- [Given problem]:
Return every record below exactly as written, omitting any pictures.

Source records
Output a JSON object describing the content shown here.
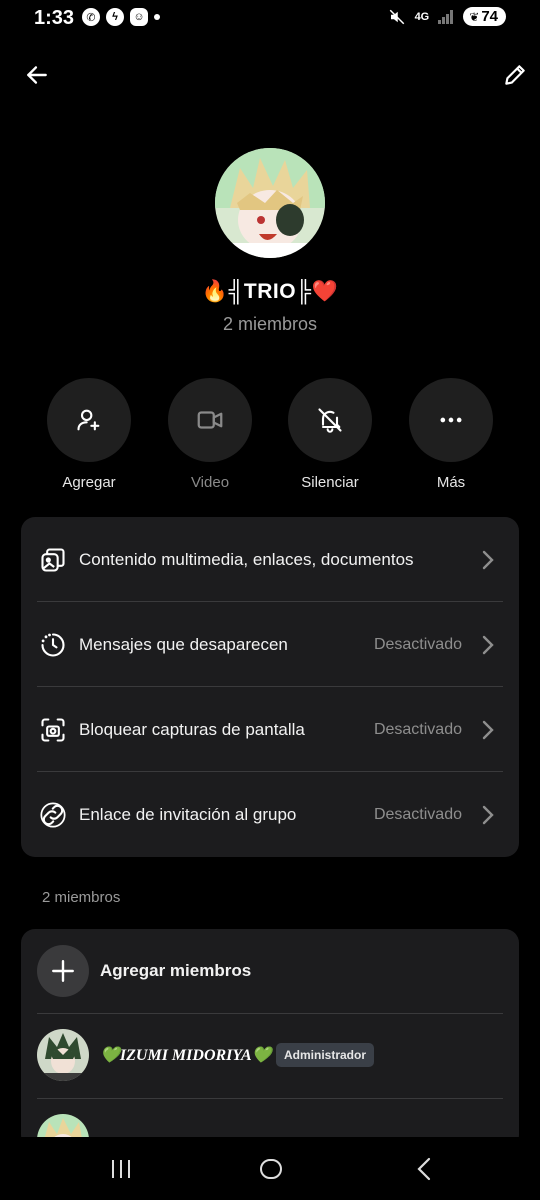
{
  "status": {
    "time": "1:33",
    "network": "4G",
    "battery": "74"
  },
  "group": {
    "name": "🔥╣TRIO╠❤️",
    "member_count": "2 miembros"
  },
  "actions": [
    {
      "label": "Agregar",
      "icon": "add-user-icon"
    },
    {
      "label": "Video",
      "icon": "video-icon"
    },
    {
      "label": "Silenciar",
      "icon": "bell-off-icon"
    },
    {
      "label": "Más",
      "icon": "more-icon"
    }
  ],
  "settings": [
    {
      "label": "Contenido multimedia, enlaces, documentos",
      "value": "",
      "icon": "media-icon"
    },
    {
      "label": "Mensajes que desaparecen",
      "value": "Desactivado",
      "icon": "timer-icon"
    },
    {
      "label": "Bloquear capturas de pantalla",
      "value": "Desactivado",
      "icon": "screenshot-icon"
    },
    {
      "label": "Enlace de invitación al grupo",
      "value": "Desactivado",
      "icon": "link-icon"
    }
  ],
  "members_section": {
    "label": "2 miembros",
    "add_label": "Agregar miembros",
    "members": [
      {
        "name": "💚IZUMI MIDORIYA💚",
        "badge": "Administrador"
      },
      {
        "name": "",
        "badge": ""
      }
    ]
  },
  "colors": {
    "background": "#000000",
    "card": "#1c1c1e",
    "button": "#1f1f1f",
    "muted_text": "#8e8e8e"
  }
}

- [Completed task]:
Output a JSON object describing the content shown here.
{
  "status": {
    "time": "1:33",
    "network": "4G",
    "battery": "74"
  },
  "group": {
    "name": "🔥╣TRIO╠❤️",
    "member_count": "2 miembros"
  },
  "actions": [
    {
      "label": "Agregar",
      "icon": "add-user-icon"
    },
    {
      "label": "Video",
      "icon": "video-icon"
    },
    {
      "label": "Silenciar",
      "icon": "bell-off-icon"
    },
    {
      "label": "Más",
      "icon": "more-icon"
    }
  ],
  "settings": [
    {
      "label": "Contenido multimedia, enlaces, documentos",
      "value": "",
      "icon": "media-icon"
    },
    {
      "label": "Mensajes que desaparecen",
      "value": "Desactivado",
      "icon": "timer-icon"
    },
    {
      "label": "Bloquear capturas de pantalla",
      "value": "Desactivado",
      "icon": "screenshot-icon"
    },
    {
      "label": "Enlace de invitación al grupo",
      "value": "Desactivado",
      "icon": "link-icon"
    }
  ],
  "members_section": {
    "label": "2 miembros",
    "add_label": "Agregar miembros",
    "members": [
      {
        "name": "💚IZUMI MIDORIYA💚",
        "badge": "Administrador"
      },
      {
        "name": "",
        "badge": ""
      }
    ]
  },
  "colors": {
    "background": "#000000",
    "card": "#1c1c1e",
    "button": "#1f1f1f",
    "muted_text": "#8e8e8e"
  }
}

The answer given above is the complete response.